▶ [Aim]
Take every line from the material that has the word "JSON" in it.

☆ ☆ ☆

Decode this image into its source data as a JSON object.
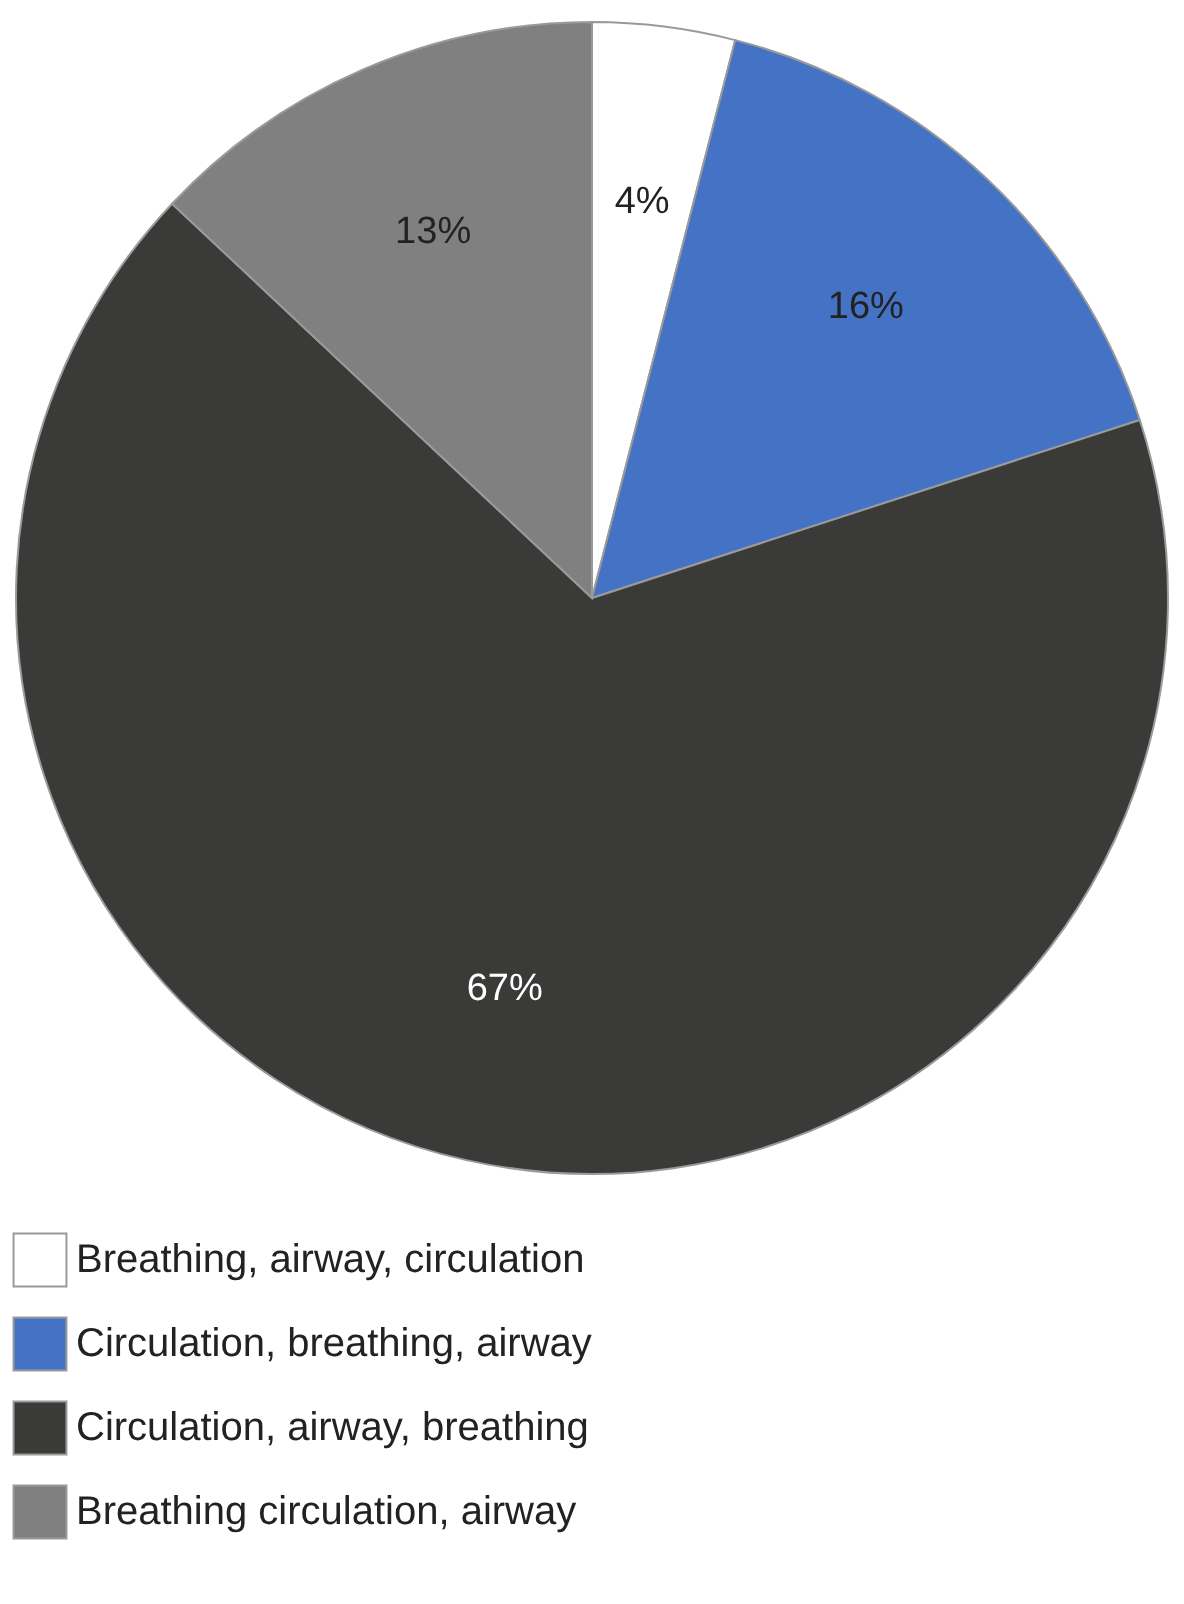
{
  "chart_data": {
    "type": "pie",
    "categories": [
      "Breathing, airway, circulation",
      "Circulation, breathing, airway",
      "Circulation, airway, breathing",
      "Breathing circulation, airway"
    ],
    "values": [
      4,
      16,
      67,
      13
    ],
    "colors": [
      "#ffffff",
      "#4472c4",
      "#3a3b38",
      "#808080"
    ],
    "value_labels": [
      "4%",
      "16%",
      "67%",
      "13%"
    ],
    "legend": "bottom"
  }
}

☆ ☆ ☆

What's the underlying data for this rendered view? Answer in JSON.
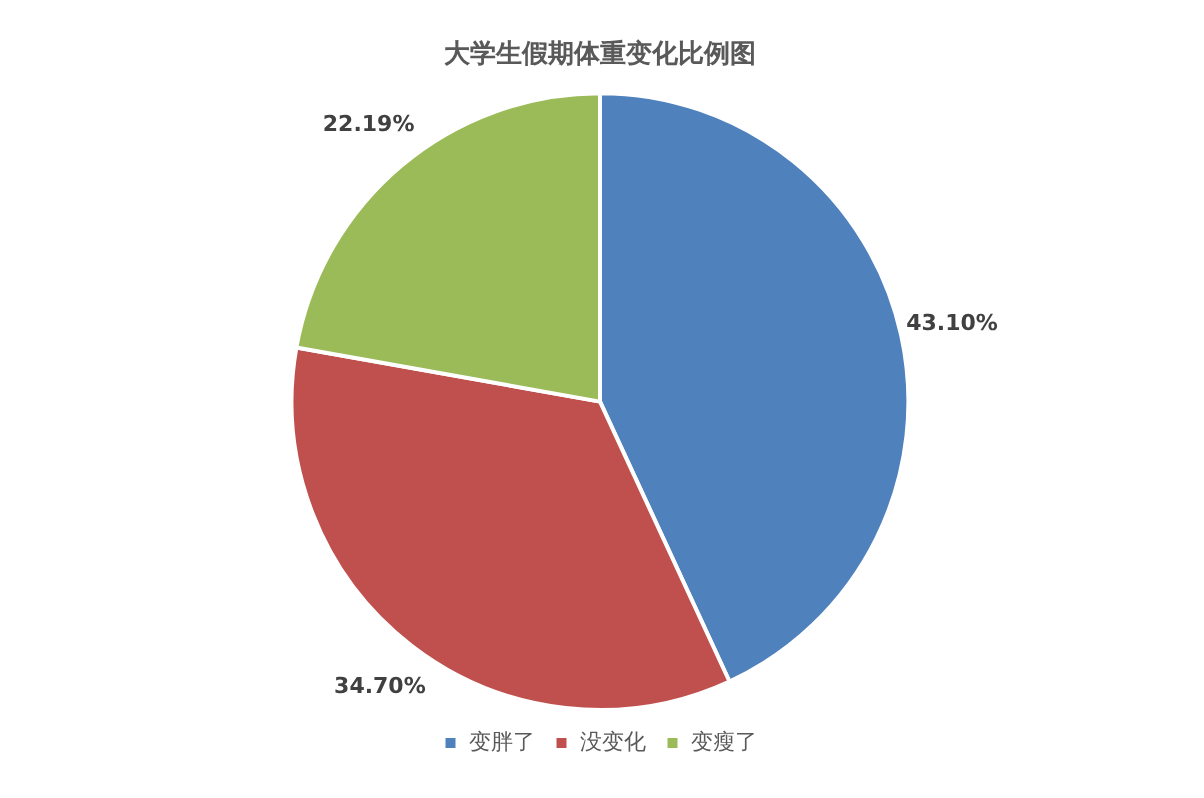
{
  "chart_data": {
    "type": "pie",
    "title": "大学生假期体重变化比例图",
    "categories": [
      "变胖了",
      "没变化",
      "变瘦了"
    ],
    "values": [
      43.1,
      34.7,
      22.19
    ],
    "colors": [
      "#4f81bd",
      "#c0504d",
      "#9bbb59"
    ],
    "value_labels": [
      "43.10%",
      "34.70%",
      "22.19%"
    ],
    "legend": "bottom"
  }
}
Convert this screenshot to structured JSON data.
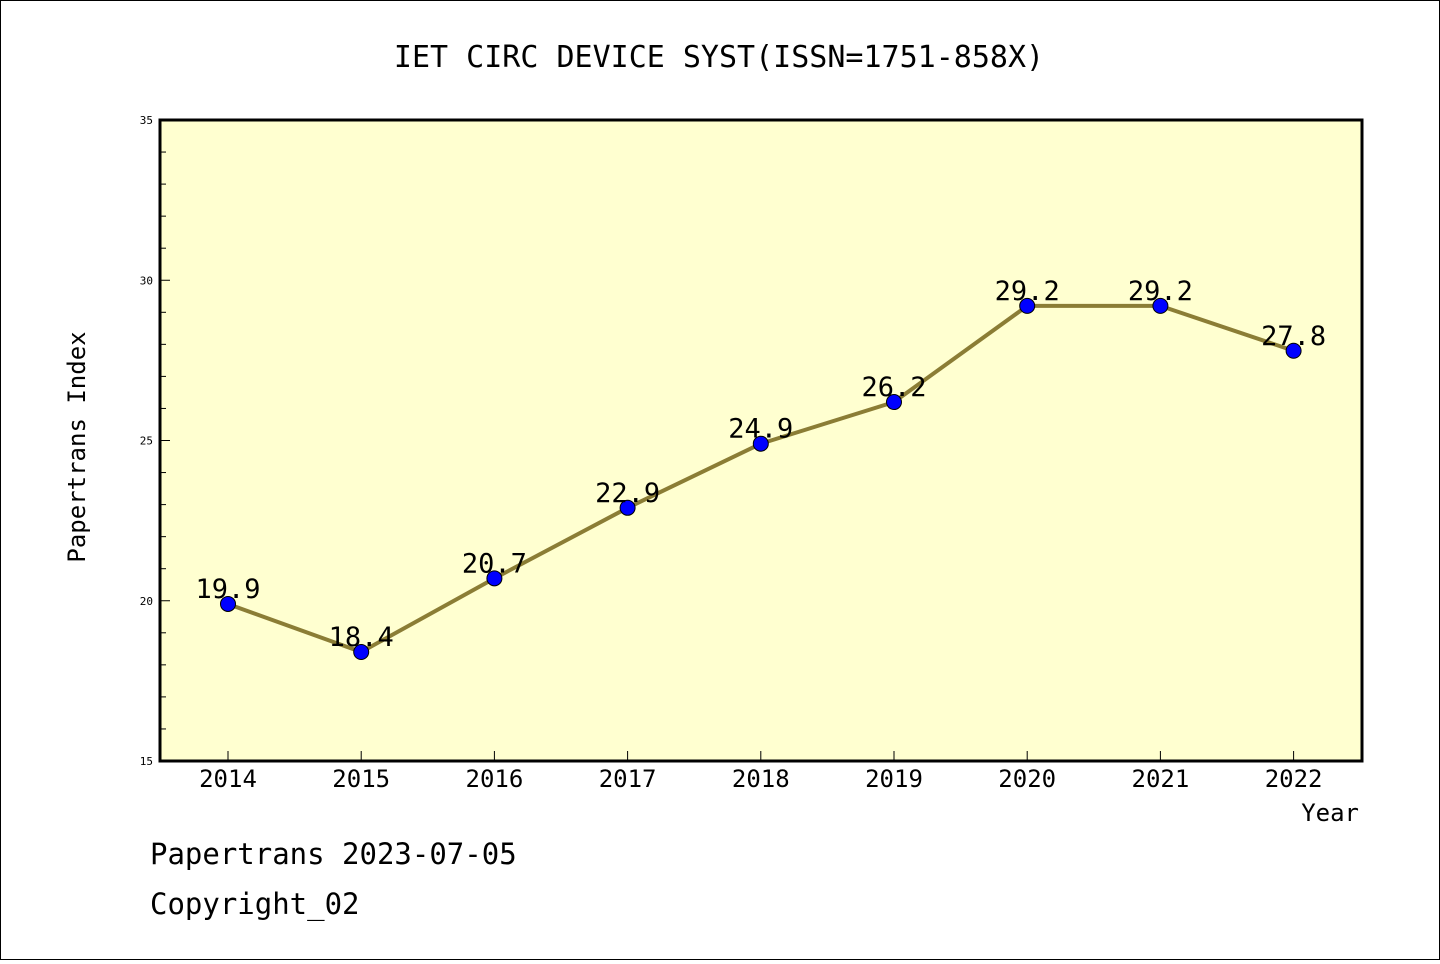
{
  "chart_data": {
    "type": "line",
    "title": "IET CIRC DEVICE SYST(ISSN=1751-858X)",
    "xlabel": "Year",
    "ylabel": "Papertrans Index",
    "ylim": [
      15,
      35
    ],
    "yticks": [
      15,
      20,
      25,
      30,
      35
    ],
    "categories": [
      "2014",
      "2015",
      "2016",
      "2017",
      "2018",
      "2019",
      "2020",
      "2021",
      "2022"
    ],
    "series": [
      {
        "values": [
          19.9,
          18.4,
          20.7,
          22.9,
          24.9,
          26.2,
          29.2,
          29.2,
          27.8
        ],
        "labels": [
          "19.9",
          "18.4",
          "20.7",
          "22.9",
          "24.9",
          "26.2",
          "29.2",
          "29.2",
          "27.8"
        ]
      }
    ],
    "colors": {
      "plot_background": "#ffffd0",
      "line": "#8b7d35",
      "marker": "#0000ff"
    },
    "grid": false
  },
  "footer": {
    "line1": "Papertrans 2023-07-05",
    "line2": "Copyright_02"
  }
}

☆ ☆ ☆

▶ [Written solution]
Decode this image into its source data as a JSON object.
What's the underlying data for this rendered view? Answer in JSON.
Convert this screenshot to structured JSON data.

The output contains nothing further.